Select the lines that hold the word "request" and copy each one.

□ □ □

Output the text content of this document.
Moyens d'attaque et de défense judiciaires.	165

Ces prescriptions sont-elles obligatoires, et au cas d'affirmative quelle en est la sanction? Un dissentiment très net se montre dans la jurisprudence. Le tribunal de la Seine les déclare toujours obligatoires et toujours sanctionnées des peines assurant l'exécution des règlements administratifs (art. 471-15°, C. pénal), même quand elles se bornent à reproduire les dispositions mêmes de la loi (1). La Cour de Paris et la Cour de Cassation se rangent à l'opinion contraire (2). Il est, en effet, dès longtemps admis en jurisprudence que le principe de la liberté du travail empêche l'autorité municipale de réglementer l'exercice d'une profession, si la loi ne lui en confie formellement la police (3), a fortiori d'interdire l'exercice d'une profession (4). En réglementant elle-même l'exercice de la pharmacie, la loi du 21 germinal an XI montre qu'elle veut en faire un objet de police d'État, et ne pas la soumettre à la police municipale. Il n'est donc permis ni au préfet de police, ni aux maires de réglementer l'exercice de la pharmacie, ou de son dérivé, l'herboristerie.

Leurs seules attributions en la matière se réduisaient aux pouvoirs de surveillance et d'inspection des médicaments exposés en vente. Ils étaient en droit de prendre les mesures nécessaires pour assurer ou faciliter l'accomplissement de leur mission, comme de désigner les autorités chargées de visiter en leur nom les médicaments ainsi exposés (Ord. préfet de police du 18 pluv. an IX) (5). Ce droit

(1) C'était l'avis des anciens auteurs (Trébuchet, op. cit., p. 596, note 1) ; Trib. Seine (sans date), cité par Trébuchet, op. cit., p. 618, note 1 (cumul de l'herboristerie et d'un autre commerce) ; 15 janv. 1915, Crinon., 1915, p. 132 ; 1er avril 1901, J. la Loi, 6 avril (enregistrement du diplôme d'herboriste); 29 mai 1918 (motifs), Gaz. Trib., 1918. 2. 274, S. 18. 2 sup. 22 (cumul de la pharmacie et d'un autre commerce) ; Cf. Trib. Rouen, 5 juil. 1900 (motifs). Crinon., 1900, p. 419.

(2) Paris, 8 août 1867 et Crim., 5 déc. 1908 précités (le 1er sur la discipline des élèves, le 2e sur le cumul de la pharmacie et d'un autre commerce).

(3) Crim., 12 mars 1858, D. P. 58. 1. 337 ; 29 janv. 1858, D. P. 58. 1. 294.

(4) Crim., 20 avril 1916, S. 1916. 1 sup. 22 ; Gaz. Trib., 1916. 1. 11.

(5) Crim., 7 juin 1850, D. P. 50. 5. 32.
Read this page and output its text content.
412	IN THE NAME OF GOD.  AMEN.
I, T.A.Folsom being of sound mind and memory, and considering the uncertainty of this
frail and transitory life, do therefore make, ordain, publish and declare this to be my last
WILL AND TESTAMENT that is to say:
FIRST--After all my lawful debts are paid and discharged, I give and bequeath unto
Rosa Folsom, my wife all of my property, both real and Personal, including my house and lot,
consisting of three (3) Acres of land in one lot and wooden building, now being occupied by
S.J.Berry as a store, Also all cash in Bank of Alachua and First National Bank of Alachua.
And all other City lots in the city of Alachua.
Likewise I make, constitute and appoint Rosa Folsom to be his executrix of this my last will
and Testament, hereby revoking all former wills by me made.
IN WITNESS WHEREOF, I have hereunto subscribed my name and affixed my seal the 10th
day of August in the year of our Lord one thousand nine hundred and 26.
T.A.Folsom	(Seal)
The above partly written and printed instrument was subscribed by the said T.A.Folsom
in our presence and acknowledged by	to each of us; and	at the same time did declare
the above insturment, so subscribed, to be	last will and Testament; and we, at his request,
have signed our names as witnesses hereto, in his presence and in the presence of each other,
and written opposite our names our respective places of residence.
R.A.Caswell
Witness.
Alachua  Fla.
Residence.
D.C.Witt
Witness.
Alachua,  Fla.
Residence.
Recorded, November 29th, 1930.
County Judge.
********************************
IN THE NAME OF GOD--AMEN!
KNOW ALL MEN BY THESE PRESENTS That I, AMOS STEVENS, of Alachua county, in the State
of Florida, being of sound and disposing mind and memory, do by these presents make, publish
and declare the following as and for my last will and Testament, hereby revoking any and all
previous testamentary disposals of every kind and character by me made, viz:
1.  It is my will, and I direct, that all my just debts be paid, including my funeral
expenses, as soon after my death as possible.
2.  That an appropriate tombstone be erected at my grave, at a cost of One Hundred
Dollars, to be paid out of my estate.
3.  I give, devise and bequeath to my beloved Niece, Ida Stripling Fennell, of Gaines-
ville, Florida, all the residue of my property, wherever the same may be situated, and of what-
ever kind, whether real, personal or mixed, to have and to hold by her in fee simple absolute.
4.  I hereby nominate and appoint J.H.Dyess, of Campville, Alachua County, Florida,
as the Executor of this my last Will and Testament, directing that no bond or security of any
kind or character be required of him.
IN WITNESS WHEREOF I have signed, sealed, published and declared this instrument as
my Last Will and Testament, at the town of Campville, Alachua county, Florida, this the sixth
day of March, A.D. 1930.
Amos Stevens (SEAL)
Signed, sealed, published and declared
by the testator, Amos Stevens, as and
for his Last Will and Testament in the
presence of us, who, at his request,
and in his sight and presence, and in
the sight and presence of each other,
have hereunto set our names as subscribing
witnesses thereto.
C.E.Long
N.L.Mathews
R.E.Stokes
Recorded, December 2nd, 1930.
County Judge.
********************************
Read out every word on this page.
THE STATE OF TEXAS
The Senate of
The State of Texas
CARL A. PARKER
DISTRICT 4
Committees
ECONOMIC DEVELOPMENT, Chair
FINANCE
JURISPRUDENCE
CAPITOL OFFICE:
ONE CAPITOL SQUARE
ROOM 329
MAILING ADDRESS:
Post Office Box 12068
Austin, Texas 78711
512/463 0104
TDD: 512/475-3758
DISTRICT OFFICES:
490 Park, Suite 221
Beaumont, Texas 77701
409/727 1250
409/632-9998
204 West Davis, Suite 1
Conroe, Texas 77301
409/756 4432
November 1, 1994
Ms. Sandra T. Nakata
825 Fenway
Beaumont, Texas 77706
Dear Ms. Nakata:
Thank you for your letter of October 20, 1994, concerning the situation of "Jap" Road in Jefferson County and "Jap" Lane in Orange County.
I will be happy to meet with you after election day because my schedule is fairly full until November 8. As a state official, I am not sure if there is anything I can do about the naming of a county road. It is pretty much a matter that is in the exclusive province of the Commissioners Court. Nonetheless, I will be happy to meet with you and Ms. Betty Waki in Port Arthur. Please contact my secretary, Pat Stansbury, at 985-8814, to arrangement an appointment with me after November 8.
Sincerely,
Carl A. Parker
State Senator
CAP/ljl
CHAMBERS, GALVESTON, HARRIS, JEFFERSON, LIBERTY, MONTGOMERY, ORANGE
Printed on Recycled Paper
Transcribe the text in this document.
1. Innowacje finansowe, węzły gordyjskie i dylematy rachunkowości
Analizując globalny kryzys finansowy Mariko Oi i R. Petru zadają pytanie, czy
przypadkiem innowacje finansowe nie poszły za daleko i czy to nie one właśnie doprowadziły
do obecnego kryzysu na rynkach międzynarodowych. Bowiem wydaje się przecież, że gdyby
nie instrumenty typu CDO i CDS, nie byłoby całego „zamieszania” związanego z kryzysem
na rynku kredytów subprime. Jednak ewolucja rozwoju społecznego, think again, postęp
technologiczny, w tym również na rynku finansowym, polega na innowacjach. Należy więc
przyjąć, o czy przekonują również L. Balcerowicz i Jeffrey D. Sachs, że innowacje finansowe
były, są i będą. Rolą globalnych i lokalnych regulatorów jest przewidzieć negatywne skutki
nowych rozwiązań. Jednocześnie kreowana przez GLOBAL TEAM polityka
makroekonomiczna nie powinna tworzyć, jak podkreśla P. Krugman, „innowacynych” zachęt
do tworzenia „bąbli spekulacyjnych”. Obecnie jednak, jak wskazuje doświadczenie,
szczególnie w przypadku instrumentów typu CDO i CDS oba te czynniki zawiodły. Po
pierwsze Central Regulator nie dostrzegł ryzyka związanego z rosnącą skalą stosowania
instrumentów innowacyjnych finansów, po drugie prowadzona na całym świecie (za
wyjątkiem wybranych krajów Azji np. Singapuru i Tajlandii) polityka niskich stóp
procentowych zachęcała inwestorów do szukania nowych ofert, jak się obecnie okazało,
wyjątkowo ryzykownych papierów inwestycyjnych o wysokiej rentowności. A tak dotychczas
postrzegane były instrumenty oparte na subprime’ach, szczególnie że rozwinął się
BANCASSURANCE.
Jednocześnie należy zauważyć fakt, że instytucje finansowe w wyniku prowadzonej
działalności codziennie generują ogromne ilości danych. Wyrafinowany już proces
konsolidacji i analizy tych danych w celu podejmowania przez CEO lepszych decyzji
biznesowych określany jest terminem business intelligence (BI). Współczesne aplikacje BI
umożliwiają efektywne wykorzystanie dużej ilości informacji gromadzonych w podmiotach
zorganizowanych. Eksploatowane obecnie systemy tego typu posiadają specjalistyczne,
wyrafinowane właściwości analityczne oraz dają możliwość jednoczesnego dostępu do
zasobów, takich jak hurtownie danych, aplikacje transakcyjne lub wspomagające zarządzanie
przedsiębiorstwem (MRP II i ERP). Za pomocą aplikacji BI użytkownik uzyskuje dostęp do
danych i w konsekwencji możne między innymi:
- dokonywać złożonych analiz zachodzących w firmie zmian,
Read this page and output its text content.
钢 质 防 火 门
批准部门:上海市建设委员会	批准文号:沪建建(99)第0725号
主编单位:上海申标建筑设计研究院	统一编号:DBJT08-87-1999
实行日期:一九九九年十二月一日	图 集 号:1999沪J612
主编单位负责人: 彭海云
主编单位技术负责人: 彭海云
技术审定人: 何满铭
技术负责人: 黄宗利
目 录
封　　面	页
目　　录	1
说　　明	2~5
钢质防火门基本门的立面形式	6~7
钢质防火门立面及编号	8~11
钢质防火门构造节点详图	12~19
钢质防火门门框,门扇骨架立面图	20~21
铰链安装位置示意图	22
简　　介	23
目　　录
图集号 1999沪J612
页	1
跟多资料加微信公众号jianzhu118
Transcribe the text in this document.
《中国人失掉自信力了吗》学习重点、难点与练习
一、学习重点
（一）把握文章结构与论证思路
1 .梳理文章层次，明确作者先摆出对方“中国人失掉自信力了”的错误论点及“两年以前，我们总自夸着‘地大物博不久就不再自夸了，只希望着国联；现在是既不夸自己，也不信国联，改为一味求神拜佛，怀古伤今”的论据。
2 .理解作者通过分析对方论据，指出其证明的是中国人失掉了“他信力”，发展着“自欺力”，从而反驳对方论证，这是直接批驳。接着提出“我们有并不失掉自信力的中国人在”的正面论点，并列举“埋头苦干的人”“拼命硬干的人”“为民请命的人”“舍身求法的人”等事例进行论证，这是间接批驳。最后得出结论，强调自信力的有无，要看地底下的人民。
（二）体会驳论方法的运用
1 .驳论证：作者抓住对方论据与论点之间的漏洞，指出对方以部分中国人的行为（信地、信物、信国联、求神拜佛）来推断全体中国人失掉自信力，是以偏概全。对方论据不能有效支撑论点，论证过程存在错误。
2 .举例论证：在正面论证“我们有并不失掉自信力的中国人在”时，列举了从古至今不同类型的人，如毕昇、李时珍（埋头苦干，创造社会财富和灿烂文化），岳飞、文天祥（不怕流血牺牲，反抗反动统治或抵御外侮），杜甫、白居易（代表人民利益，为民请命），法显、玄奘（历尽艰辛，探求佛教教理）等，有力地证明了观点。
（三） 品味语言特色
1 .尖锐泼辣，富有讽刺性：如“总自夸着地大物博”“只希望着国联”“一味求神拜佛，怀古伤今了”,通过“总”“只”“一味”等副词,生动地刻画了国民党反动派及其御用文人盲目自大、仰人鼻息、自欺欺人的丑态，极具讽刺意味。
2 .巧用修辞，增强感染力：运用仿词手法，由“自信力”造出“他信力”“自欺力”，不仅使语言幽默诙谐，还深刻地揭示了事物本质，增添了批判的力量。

□ □ □

** REPLY TO THE EXERCISE **
the above insturment, so subscribed, to be	last will and Testament; and we, at his request,
presence of us, who, at his request,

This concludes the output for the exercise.